> _INSTRUCTIONS FOR THE TASK_
Wherever the word "were" appears in the entries, copy the whole line.
— start RECORDS SUPPLIED —
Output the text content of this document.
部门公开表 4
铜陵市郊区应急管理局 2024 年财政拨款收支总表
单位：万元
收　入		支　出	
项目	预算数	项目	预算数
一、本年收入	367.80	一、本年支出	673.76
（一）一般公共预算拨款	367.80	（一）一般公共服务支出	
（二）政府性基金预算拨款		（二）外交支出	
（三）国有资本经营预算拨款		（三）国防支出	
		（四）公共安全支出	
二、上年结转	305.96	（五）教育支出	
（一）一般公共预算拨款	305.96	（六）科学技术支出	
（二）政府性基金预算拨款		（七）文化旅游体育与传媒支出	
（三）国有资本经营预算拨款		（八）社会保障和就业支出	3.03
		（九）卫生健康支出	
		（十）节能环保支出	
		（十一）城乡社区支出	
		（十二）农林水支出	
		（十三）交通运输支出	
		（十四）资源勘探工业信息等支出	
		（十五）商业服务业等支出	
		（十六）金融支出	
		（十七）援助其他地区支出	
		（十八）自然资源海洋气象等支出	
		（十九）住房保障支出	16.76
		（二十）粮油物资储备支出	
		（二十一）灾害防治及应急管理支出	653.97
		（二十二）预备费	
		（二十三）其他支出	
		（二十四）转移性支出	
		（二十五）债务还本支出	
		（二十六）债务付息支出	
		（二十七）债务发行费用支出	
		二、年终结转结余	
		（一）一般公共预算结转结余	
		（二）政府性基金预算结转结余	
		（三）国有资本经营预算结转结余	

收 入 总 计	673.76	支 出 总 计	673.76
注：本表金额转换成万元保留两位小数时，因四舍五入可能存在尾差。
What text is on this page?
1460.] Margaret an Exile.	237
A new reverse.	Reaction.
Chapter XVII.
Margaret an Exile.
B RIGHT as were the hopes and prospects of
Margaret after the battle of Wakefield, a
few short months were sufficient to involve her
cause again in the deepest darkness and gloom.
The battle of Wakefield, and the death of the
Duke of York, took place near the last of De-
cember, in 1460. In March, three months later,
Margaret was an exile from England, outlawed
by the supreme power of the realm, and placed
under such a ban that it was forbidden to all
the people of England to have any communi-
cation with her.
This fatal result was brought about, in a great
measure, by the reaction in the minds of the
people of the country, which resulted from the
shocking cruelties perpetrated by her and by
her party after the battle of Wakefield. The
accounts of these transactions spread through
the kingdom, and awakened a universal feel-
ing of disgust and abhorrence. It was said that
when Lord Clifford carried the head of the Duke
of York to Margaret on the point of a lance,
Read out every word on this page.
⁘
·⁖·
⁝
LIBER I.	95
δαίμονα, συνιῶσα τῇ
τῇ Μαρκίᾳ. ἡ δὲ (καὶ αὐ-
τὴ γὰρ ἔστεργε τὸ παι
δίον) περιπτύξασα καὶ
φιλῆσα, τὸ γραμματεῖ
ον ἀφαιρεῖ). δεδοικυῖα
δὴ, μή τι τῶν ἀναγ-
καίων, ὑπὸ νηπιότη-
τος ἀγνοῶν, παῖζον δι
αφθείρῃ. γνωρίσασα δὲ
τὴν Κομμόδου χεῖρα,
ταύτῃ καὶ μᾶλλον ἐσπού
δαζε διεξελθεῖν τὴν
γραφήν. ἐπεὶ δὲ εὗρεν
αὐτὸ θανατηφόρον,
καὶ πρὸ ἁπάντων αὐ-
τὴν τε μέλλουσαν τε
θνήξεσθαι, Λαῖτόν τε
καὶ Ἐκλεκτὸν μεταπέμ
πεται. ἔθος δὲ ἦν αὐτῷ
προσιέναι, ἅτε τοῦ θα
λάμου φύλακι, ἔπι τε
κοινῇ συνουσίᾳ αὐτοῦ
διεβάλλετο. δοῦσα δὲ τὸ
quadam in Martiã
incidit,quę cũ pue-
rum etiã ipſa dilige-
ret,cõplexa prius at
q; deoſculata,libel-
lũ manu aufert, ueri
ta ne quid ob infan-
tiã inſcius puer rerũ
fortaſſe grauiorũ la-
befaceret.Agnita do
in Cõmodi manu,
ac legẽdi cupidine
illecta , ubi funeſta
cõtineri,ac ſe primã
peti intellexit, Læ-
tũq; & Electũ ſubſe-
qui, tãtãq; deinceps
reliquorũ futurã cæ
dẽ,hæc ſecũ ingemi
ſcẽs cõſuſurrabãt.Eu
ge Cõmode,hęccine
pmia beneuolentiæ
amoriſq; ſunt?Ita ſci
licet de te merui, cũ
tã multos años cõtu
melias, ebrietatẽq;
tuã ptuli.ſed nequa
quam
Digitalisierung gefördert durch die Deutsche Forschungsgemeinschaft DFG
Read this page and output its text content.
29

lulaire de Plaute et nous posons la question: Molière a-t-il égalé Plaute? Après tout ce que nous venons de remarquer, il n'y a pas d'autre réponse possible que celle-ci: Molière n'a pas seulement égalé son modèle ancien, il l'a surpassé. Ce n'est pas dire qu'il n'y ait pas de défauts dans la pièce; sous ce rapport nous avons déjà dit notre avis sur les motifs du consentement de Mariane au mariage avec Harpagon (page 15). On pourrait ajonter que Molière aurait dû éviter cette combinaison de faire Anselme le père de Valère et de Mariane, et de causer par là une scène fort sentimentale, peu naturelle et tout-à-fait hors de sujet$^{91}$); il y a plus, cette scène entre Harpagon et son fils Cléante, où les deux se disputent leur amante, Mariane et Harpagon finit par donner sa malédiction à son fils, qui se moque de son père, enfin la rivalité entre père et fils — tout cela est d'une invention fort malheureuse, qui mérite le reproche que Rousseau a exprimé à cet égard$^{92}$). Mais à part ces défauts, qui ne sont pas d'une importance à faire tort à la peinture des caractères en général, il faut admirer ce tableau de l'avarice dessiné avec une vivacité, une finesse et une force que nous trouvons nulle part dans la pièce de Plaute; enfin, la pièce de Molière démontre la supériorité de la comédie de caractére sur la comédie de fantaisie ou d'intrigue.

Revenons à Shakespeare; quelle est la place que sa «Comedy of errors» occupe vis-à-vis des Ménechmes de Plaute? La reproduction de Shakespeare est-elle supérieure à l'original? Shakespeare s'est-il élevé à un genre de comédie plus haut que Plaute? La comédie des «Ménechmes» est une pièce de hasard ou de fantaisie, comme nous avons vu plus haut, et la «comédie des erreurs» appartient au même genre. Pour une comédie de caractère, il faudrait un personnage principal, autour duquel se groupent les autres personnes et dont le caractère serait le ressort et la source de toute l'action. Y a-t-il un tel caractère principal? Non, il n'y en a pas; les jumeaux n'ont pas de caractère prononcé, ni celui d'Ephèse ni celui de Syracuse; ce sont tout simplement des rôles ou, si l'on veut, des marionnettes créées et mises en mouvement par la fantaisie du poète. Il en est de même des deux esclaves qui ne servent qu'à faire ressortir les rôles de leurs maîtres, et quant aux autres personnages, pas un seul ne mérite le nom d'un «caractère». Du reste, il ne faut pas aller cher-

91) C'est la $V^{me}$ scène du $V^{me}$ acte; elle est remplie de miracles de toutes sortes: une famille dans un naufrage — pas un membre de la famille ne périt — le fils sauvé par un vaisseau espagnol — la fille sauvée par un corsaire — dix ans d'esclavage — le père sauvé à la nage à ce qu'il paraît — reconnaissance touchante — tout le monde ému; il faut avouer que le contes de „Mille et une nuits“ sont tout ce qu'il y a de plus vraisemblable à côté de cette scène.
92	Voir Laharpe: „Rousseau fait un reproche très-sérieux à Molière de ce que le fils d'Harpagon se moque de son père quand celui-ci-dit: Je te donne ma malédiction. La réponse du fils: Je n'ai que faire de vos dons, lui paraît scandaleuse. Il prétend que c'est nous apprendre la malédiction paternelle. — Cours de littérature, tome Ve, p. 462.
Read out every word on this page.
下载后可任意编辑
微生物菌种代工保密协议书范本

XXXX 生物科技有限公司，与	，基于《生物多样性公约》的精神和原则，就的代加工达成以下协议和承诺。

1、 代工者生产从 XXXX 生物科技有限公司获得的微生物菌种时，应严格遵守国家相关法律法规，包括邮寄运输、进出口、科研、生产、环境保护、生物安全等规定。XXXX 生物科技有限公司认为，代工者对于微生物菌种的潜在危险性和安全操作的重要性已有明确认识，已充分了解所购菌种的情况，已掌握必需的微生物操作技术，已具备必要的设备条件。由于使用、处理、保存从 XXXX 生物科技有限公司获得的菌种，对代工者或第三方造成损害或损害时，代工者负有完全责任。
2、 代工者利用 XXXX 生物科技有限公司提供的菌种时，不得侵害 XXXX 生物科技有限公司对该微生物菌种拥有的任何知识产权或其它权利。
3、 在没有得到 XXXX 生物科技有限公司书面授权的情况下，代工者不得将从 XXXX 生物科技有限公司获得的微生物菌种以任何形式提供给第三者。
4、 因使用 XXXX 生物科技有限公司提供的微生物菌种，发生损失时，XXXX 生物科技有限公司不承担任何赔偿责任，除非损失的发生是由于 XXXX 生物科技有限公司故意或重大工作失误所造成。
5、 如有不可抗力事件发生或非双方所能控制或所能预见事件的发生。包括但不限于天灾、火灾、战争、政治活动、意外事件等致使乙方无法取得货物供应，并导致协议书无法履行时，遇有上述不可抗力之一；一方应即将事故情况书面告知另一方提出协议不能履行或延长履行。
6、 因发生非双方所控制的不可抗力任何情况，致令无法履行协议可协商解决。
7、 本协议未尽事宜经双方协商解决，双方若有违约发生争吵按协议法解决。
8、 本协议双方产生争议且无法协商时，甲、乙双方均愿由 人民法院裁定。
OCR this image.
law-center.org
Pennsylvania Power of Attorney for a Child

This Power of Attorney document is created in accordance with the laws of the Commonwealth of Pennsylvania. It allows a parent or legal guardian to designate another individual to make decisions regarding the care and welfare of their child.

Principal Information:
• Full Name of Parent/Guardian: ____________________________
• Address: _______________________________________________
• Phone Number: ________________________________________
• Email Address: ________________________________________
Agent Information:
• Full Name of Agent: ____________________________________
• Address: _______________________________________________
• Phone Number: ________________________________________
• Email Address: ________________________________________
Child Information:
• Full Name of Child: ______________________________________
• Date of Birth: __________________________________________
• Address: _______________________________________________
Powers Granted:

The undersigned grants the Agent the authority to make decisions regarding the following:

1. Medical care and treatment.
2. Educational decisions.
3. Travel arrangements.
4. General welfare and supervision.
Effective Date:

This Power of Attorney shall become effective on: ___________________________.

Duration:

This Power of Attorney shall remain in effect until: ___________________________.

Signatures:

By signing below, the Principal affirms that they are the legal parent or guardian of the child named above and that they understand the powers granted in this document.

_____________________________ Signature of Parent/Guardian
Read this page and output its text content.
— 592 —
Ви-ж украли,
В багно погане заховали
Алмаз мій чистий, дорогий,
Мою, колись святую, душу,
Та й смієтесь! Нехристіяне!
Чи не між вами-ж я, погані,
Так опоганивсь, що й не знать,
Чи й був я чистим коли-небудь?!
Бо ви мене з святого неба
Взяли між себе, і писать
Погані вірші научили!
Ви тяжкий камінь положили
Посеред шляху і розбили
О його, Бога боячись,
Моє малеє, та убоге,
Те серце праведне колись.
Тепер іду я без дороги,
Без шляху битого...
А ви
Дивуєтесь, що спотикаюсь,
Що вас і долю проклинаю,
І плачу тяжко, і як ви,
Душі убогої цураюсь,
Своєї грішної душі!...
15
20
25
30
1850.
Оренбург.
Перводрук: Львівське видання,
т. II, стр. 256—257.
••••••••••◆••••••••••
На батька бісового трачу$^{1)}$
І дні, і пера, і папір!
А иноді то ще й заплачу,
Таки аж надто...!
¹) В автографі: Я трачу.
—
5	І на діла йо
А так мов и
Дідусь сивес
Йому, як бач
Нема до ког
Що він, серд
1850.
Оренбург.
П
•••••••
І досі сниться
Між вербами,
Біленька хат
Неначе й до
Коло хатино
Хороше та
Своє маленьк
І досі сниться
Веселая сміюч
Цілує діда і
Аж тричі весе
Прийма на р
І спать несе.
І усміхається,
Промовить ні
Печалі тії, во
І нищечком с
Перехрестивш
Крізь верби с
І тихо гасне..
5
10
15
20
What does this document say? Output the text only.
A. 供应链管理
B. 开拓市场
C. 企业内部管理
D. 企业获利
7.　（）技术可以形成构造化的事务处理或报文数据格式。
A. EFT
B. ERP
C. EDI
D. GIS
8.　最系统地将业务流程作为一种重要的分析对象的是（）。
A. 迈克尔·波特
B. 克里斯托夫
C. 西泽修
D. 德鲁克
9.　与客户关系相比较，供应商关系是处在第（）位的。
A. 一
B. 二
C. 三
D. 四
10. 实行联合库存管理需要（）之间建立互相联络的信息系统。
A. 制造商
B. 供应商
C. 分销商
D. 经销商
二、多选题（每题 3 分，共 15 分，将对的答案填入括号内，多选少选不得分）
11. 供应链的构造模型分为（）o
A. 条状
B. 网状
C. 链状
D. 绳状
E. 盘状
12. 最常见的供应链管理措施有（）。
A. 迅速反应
— end RECORDS SUPPLIED —
> _SOLVED PROBLEM_
B RIGHT as were the hopes and prospects of
few short months were sufficient to involve her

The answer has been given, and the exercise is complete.